-- Begin SOURCE RECORDS --
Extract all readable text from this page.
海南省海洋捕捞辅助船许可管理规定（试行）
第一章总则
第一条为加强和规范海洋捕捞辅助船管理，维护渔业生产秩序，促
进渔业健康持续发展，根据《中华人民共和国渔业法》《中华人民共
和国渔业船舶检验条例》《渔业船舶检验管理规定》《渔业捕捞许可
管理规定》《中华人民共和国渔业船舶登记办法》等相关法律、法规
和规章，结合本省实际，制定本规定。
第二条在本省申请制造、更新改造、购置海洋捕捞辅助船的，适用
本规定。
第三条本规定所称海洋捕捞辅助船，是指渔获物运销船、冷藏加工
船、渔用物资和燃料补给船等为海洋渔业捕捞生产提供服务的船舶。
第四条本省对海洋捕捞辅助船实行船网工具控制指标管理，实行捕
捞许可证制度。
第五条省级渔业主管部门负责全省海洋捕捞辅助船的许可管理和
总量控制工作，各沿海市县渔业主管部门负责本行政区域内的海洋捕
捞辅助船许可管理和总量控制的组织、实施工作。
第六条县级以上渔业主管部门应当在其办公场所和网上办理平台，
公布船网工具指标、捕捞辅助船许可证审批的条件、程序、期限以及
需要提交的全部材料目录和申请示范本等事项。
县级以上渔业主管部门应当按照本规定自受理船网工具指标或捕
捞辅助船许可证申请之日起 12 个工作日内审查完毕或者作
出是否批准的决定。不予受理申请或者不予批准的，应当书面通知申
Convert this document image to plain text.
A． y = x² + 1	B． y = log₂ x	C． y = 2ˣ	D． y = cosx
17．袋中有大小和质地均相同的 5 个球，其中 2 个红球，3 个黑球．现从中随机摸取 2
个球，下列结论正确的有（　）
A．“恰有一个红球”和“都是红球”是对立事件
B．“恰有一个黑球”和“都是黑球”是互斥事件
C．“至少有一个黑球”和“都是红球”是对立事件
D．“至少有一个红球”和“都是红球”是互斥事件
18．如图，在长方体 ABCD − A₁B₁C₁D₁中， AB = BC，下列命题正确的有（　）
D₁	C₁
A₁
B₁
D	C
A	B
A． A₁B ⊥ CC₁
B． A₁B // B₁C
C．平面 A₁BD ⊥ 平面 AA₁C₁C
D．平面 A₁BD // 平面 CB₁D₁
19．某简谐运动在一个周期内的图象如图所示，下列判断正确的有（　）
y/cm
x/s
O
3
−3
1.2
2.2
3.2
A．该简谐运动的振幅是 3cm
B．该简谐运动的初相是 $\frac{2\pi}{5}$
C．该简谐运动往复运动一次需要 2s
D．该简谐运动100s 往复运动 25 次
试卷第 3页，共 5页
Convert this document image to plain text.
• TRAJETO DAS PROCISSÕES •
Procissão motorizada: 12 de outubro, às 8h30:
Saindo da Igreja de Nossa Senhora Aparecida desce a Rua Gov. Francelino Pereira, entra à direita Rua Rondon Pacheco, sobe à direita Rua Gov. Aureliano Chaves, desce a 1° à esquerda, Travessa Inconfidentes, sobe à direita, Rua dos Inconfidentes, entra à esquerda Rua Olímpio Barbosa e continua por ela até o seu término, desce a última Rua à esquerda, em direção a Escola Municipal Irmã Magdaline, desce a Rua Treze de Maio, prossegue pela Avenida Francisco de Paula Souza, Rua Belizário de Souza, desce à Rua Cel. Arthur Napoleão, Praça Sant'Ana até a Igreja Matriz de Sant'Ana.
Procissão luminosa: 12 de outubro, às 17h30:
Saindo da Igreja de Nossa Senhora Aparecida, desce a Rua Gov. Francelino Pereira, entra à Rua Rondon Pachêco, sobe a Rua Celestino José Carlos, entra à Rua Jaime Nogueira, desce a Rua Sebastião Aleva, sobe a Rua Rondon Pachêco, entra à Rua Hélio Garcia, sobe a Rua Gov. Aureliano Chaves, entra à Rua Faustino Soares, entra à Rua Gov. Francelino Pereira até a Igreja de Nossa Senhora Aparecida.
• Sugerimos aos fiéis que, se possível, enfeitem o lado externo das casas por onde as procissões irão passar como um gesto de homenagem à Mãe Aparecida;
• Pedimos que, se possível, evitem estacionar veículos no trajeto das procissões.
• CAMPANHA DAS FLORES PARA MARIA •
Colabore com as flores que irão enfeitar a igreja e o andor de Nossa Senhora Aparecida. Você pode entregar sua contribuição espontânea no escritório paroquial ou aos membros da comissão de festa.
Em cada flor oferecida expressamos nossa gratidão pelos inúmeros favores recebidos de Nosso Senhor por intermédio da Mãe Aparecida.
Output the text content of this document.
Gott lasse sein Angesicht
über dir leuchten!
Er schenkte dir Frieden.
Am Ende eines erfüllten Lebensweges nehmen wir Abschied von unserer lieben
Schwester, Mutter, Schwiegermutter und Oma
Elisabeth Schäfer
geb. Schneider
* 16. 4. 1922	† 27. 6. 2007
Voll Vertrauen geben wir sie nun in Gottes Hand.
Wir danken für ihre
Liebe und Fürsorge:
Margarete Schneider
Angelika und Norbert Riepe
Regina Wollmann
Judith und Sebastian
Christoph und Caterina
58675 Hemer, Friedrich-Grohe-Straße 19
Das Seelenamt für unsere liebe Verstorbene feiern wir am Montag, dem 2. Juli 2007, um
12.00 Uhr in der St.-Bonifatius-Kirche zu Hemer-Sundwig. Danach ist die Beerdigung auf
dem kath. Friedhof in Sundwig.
-- End SOURCE RECORDS --
SHORT PROBLEM:
Quote exactly what appears from the line containing "Output the text content of this document." through the final line of the listing above, including both of those lines.

TASK RESULT:
Output the text content of this document.
Gott lasse sein Angesicht
über dir leuchten!
Er schenkte dir Frieden.
Am Ende eines erfüllten Lebensweges nehmen wir Abschied von unserer lieben
Schwester, Mutter, Schwiegermutter und Oma
Elisabeth Schäfer
geb. Schneider
* 16. 4. 1922	† 27. 6. 2007
Voll Vertrauen geben wir sie nun in Gottes Hand.
Wir danken für ihre
Liebe und Fürsorge:
Margarete Schneider
Angelika und Norbert Riepe
Regina Wollmann
Judith und Sebastian
Christoph und Caterina
58675 Hemer, Friedrich-Grohe-Straße 19
Das Seelenamt für unsere liebe Verstorbene feiern wir am Montag, dem 2. Juli 2007, um
12.00 Uhr in der St.-Bonifatius-Kirche zu Hemer-Sundwig. Danach ist die Beerdigung auf
dem kath. Friedhof in Sundwig.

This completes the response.